- MATERIAL SUPPLIED -
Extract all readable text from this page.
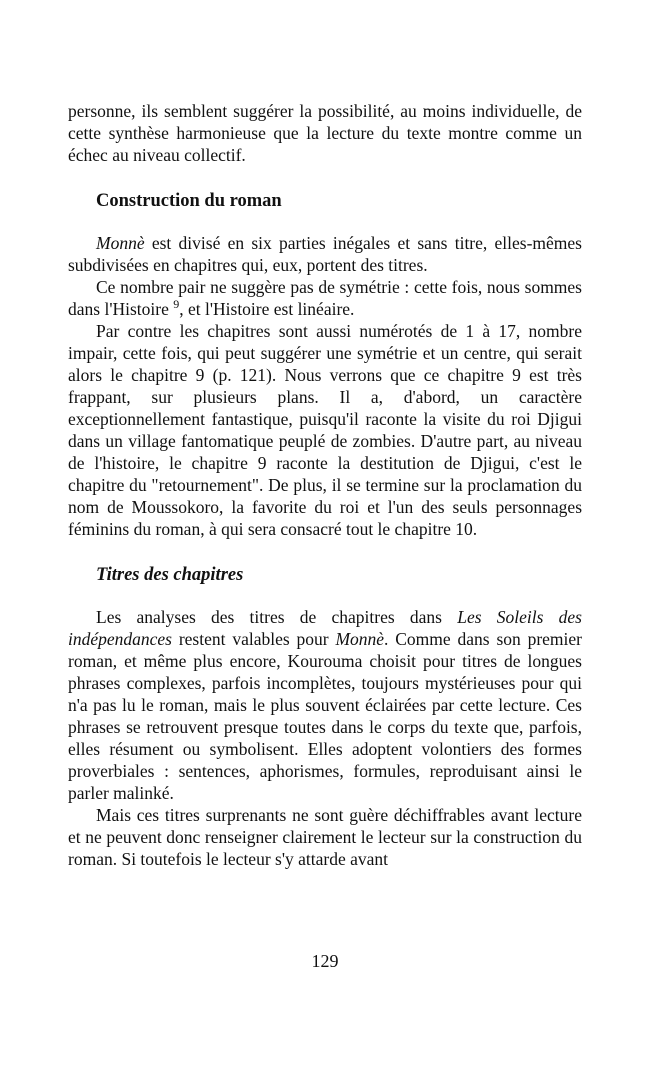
personne, ils semblent suggérer la possibilité, au moins individuelle, de cette synthèse harmonieuse que la lecture du texte montre comme un échec au niveau collectif.

Construction du roman

Monnè est divisé en six parties inégales et sans titre, elles-mêmes subdivisées en chapitres qui, eux, portent des titres.

Ce nombre pair ne suggère pas de symétrie : cette fois, nous sommes dans l'Histoire $^9$, et l'Histoire est linéaire.

Par contre les chapitres sont aussi numérotés de 1 à 17, nombre impair, cette fois, qui peut suggérer une symétrie et un centre, qui serait alors le chapitre 9 (p. 121). Nous verrons que ce chapitre 9 est très frappant, sur plusieurs plans. Il a, d'abord, un caractère exceptionnellement fantastique, puisqu'il raconte la visite du roi Djigui dans un village fantomatique peuplé de zombies. D'autre part, au niveau de l'histoire, le chapitre 9 raconte la destitution de Djigui, c'est le chapitre du "retournement". De plus, il se termine sur la proclamation du nom de Moussokoro, la favorite du roi et l'un des seuls personnages féminins du roman, à qui sera consacré tout le chapitre 10.

Titres des chapitres

Les analyses des titres de chapitres dans Les Soleils des indépendances restent valables pour Monnè. Comme dans son premier roman, et même plus encore, Kourouma choisit pour titres de longues phrases complexes, parfois incomplètes, toujours mystérieuses pour qui n'a pas lu le roman, mais le plus souvent éclairées par cette lecture. Ces phrases se retrouvent presque toutes dans le corps du texte que, parfois, elles résument ou symbolisent. Elles adoptent volontiers des formes proverbiales : sentences, aphorismes, formules, reproduisant ainsi le parler malinké.

Mais ces titres surprenants ne sont guère déchiffrables avant lecture et ne peuvent donc renseigner clairement le lecteur sur la construction du roman. Si toutefois le lecteur s'y attarde avant

129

- WHAT YOU NEED TO DO -
Copy every entry exactly as written. Pictures are excluded.

- TASK RESULT -
Extract all readable text from this page.
personne, ils semblent suggérer la possibilité, au moins individuelle, de cette synthèse harmonieuse que la lecture du texte montre comme un échec au niveau collectif.

Construction du roman

Monnè est divisé en six parties inégales et sans titre, elles-mêmes subdivisées en chapitres qui, eux, portent des titres.

Ce nombre pair ne suggère pas de symétrie : cette fois, nous sommes dans l'Histoire $^9$, et l'Histoire est linéaire.

Par contre les chapitres sont aussi numérotés de 1 à 17, nombre impair, cette fois, qui peut suggérer une symétrie et un centre, qui serait alors le chapitre 9 (p. 121). Nous verrons que ce chapitre 9 est très frappant, sur plusieurs plans. Il a, d'abord, un caractère exceptionnellement fantastique, puisqu'il raconte la visite du roi Djigui dans un village fantomatique peuplé de zombies. D'autre part, au niveau de l'histoire, le chapitre 9 raconte la destitution de Djigui, c'est le chapitre du "retournement". De plus, il se termine sur la proclamation du nom de Moussokoro, la favorite du roi et l'un des seuls personnages féminins du roman, à qui sera consacré tout le chapitre 10.

Titres des chapitres

Les analyses des titres de chapitres dans Les Soleils des indépendances restent valables pour Monnè. Comme dans son premier roman, et même plus encore, Kourouma choisit pour titres de longues phrases complexes, parfois incomplètes, toujours mystérieuses pour qui n'a pas lu le roman, mais le plus souvent éclairées par cette lecture. Ces phrases se retrouvent presque toutes dans le corps du texte que, parfois, elles résument ou symbolisent. Elles adoptent volontiers des formes proverbiales : sentences, aphorismes, formules, reproduisant ainsi le parler malinké.

Mais ces titres surprenants ne sont guère déchiffrables avant lecture et ne peuvent donc renseigner clairement le lecteur sur la construction du roman. Si toutefois le lecteur s'y attarde avant

129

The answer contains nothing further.